== Given task ==
Tally the lines that hold the string "Length", and reply with the count alone.

== Dataset ==
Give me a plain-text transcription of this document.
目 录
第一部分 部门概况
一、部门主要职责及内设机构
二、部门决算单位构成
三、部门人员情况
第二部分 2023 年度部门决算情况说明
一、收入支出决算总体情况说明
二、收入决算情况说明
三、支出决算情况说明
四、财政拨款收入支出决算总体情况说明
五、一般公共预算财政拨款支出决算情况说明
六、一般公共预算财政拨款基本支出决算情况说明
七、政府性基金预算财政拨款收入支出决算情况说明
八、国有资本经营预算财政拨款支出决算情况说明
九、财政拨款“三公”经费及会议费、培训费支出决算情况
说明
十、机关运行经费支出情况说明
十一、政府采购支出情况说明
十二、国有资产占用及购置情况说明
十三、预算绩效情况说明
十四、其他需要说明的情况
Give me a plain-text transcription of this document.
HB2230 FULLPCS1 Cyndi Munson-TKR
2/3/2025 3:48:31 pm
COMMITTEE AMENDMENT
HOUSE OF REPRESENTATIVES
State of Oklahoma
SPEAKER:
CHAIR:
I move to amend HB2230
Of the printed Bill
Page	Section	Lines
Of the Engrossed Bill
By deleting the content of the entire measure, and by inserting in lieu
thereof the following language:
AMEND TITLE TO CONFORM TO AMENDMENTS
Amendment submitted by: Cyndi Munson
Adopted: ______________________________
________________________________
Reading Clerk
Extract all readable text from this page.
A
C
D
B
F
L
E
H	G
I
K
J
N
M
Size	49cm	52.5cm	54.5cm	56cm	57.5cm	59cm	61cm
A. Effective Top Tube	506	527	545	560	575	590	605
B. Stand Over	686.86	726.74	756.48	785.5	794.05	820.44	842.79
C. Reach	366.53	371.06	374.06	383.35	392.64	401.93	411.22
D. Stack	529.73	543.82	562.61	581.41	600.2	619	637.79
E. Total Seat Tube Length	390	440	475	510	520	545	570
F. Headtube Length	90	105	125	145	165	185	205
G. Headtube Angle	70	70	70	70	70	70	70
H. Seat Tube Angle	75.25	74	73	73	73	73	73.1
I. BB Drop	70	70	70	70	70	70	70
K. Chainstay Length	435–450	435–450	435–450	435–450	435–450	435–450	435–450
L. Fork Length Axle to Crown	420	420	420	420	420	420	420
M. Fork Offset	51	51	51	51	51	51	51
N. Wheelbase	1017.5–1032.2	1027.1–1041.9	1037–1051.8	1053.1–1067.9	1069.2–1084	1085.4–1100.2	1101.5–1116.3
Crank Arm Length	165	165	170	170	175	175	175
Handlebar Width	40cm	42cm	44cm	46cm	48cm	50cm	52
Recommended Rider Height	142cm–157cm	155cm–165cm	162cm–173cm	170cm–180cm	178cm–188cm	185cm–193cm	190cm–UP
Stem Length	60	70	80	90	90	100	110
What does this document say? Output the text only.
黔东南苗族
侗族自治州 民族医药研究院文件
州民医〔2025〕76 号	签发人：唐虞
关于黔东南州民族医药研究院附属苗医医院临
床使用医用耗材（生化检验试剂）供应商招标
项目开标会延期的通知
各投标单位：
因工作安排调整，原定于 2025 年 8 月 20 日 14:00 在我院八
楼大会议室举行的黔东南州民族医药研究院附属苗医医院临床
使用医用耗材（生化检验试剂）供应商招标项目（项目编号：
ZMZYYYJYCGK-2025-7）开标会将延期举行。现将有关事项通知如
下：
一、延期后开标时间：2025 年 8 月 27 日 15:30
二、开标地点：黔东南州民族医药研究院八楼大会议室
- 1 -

== Final answer ==
6